:: Exercise directions ::
Transcribe each entry below exactly. Pictures do not go in the copy.
##### Provided data #####
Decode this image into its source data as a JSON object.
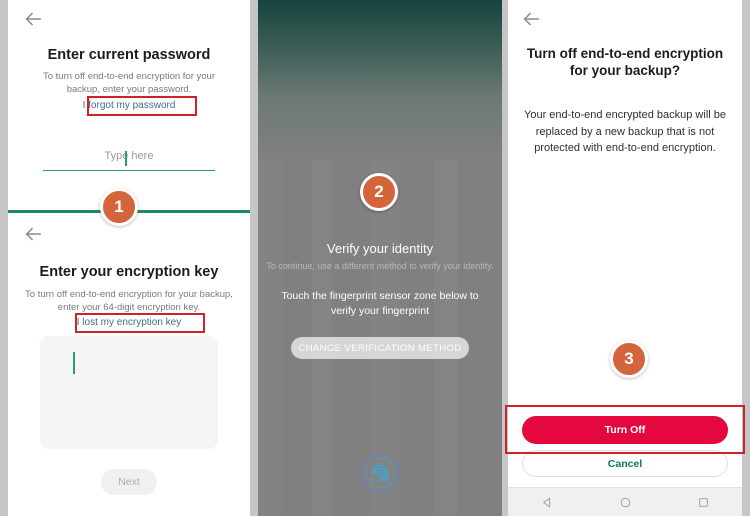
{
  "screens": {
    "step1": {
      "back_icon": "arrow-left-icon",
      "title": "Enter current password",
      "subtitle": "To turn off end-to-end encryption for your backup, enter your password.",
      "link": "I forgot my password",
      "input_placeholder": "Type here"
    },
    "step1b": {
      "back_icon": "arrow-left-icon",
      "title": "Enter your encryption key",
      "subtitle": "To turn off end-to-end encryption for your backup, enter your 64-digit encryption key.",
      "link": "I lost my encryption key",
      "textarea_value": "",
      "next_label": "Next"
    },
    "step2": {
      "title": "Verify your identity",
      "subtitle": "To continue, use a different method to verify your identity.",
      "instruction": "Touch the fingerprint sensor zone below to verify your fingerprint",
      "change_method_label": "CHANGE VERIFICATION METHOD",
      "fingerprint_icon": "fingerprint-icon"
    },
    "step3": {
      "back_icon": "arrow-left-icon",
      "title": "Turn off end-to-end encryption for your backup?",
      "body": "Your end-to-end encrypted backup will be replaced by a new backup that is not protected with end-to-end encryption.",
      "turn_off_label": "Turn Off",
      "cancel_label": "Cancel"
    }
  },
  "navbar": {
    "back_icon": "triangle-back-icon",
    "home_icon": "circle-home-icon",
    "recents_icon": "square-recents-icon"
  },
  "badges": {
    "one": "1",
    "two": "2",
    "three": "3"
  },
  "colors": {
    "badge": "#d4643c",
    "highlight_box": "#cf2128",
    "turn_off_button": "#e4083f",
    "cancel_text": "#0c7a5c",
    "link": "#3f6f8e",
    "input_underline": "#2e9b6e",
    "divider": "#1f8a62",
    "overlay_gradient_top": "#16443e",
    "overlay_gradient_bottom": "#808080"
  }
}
#####
:: Result of the task ::
Decode this image into its source data as a JSON object.
{
  "screens": {
    "step1": {
      "back_icon": "arrow-left-icon",
      "title": "Enter current password",
      "subtitle": "To turn off end-to-end encryption for your backup, enter your password.",
      "link": "I forgot my password",
      "input_placeholder": "Type here"
    },
    "step1b": {
      "back_icon": "arrow-left-icon",
      "title": "Enter your encryption key",
      "subtitle": "To turn off end-to-end encryption for your backup, enter your 64-digit encryption key.",
      "link": "I lost my encryption key",
      "textarea_value": "",
      "next_label": "Next"
    },
    "step2": {
      "title": "Verify your identity",
      "subtitle": "To continue, use a different method to verify your identity.",
      "instruction": "Touch the fingerprint sensor zone below to verify your fingerprint",
      "change_method_label": "CHANGE VERIFICATION METHOD",
      "fingerprint_icon": "fingerprint-icon"
    },
    "step3": {
      "back_icon": "arrow-left-icon",
      "title": "Turn off end-to-end encryption for your backup?",
      "body": "Your end-to-end encrypted backup will be replaced by a new backup that is not protected with end-to-end encryption.",
      "turn_off_label": "Turn Off",
      "cancel_label": "Cancel"
    }
  },
  "navbar": {
    "back_icon": "triangle-back-icon",
    "home_icon": "circle-home-icon",
    "recents_icon": "square-recents-icon"
  },
  "badges": {
    "one": "1",
    "two": "2",
    "three": "3"
  },
  "colors": {
    "badge": "#d4643c",
    "highlight_box": "#cf2128",
    "turn_off_button": "#e4083f",
    "cancel_text": "#0c7a5c",
    "link": "#3f6f8e",
    "input_underline": "#2e9b6e",
    "divider": "#1f8a62",
    "overlay_gradient_top": "#16443e",
    "overlay_gradient_bottom": "#808080"
  }
}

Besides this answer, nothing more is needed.